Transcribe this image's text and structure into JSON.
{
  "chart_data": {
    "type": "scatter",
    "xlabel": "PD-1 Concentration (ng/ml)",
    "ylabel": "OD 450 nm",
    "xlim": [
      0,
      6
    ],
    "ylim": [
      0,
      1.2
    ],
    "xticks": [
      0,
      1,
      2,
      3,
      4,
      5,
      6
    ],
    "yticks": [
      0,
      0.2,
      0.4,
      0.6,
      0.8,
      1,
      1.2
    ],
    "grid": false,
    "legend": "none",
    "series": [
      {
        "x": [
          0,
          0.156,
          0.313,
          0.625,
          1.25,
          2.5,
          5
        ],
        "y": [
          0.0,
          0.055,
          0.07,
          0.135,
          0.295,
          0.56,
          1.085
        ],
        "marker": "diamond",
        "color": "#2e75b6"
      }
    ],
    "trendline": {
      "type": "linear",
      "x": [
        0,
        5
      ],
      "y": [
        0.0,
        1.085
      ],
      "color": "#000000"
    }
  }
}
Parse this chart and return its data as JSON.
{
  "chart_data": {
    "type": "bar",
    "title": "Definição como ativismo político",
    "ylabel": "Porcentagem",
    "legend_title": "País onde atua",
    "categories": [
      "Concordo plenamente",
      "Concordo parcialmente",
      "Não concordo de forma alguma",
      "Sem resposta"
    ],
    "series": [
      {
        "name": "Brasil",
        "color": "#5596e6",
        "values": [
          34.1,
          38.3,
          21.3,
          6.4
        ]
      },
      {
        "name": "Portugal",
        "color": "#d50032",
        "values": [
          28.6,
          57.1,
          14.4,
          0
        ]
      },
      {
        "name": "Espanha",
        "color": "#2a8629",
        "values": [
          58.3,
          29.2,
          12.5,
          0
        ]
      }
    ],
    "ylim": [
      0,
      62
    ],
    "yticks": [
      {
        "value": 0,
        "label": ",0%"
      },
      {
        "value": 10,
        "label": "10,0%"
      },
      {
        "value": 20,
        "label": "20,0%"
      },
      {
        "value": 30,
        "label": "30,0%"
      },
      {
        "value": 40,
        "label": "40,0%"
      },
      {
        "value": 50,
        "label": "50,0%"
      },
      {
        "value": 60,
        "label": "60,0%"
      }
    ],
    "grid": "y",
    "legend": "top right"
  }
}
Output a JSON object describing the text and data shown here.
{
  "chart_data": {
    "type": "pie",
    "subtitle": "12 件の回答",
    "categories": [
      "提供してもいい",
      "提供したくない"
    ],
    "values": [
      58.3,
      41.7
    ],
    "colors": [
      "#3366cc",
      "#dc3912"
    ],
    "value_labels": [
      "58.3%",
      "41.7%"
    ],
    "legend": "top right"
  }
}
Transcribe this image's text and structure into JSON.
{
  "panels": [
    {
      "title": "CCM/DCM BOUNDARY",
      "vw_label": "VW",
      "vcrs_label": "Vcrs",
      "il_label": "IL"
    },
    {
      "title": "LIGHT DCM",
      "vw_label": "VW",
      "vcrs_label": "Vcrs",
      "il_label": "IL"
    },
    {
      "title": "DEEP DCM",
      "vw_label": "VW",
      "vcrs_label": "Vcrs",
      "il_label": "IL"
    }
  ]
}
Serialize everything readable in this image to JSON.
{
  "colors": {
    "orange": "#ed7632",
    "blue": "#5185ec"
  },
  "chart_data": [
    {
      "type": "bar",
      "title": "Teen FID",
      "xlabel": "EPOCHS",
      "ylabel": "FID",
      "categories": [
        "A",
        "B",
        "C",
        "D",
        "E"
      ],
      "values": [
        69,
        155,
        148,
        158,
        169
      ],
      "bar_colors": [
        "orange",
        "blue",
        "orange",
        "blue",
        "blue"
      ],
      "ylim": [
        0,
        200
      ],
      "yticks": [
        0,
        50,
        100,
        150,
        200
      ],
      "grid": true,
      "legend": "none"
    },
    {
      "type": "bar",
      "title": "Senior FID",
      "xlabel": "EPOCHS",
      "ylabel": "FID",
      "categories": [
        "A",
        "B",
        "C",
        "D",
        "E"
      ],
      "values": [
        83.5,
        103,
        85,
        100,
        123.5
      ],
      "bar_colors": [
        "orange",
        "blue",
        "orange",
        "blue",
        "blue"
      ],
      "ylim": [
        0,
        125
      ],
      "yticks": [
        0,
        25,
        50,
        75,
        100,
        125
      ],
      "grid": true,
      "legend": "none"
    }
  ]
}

------------------------

**To be done**
Transcribe all of the lines in the records precisely.

**Response to the exercise**
Transcribe this image's text and structure into JSON.
{
  "chart_data": {
    "type": "scatter",
    "xlabel": "PD-1 Concentration (ng/ml)",
    "ylabel": "OD 450 nm",
    "xlim": [
      0,
      6
    ],
    "ylim": [
      0,
      1.2
    ],
    "xticks": [
      0,
      1,
      2,
      3,
      4,
      5,
      6
    ],
    "yticks": [
      0,
      0.2,
      0.4,
      0.6,
      0.8,
      1,
      1.2
    ],
    "grid": false,
    "legend": "none",
    "series": [
      {
        "x": [
          0,
          0.156,
          0.313,
          0.625,
          1.25,
          2.5,
          5
        ],
        "y": [
          0.0,
          0.055,
          0.07,
          0.135,
          0.295,
          0.56,
          1.085
        ],
        "marker": "diamond",
        "color": "#2e75b6"
      }
    ],
    "trendline": {
      "type": "linear",
      "x": [
        0,
        5
      ],
      "y": [
        0.0,
        1.085
      ],
      "color": "#000000"
    }
  }
}
Parse this chart and return its data as JSON.
{
  "chart_data": {
    "type": "bar",
    "title": "Definição como ativismo político",
    "ylabel": "Porcentagem",
    "legend_title": "País onde atua",
    "categories": [
      "Concordo plenamente",
      "Concordo parcialmente",
      "Não concordo de forma alguma",
      "Sem resposta"
    ],
    "series": [
      {
        "name": "Brasil",
        "color": "#5596e6",
        "values": [
          34.1,
          38.3,
          21.3,
          6.4
        ]
      },
      {
        "name": "Portugal",
        "color": "#d50032",
        "values": [
          28.6,
          57.1,
          14.4,
          0
        ]
      },
      {
        "name": "Espanha",
        "color": "#2a8629",
        "values": [
          58.3,
          29.2,
          12.5,
          0
        ]
      }
    ],
    "ylim": [
      0,
      62
    ],
    "yticks": [
      {
        "value": 0,
        "label": ",0%"
      },
      {
        "value": 10,
        "label": "10,0%"
      },
      {
        "value": 20,
        "label": "20,0%"
      },
      {
        "value": 30,
        "label": "30,0%"
      },
      {
        "value": 40,
        "label": "40,0%"
      },
      {
        "value": 50,
        "label": "50,0%"
      },
      {
        "value": 60,
        "label": "60,0%"
      }
    ],
    "grid": "y",
    "legend": "top right"
  }
}
Output a JSON object describing the text and data shown here.
{
  "chart_data": {
    "type": "pie",
    "subtitle": "12 件の回答",
    "categories": [
      "提供してもいい",
      "提供したくない"
    ],
    "values": [
      58.3,
      41.7
    ],
    "colors": [
      "#3366cc",
      "#dc3912"
    ],
    "value_labels": [
      "58.3%",
      "41.7%"
    ],
    "legend": "top right"
  }
}
Transcribe this image's text and structure into JSON.
{
  "panels": [
    {
      "title": "CCM/DCM BOUNDARY",
      "vw_label": "VW",
      "vcrs_label": "Vcrs",
      "il_label": "IL"
    },
    {
      "title": "LIGHT DCM",
      "vw_label": "VW",
      "vcrs_label": "Vcrs",
      "il_label": "IL"
    },
    {
      "title": "DEEP DCM",
      "vw_label": "VW",
      "vcrs_label": "Vcrs",
      "il_label": "IL"
    }
  ]
}
Serialize everything readable in this image to JSON.
{
  "colors": {
    "orange": "#ed7632",
    "blue": "#5185ec"
  },
  "chart_data": [
    {
      "type": "bar",
      "title": "Teen FID",
      "xlabel": "EPOCHS",
      "ylabel": "FID",
      "categories": [
        "A",
        "B",
        "C",
        "D",
        "E"
      ],
      "values": [
        69,
        155,
        148,
        158,
        169
      ],
      "bar_colors": [
        "orange",
        "blue",
        "orange",
        "blue",
        "blue"
      ],
      "ylim": [
        0,
        200
      ],
      "yticks": [
        0,
        50,
        100,
        150,
        200
      ],
      "grid": true,
      "legend": "none"
    },
    {
      "type": "bar",
      "title": "Senior FID",
      "xlabel": "EPOCHS",
      "ylabel": "FID",
      "categories": [
        "A",
        "B",
        "C",
        "D",
        "E"
      ],
      "values": [
        83.5,
        103,
        85,
        100,
        123.5
      ],
      "bar_colors": [
        "orange",
        "blue",
        "orange",
        "blue",
        "blue"
      ],
      "ylim": [
        0,
        125
      ],
      "yticks": [
        0,
        25,
        50,
        75,
        100,
        125
      ],
      "grid": true,
      "legend": "none"
    }
  ]
}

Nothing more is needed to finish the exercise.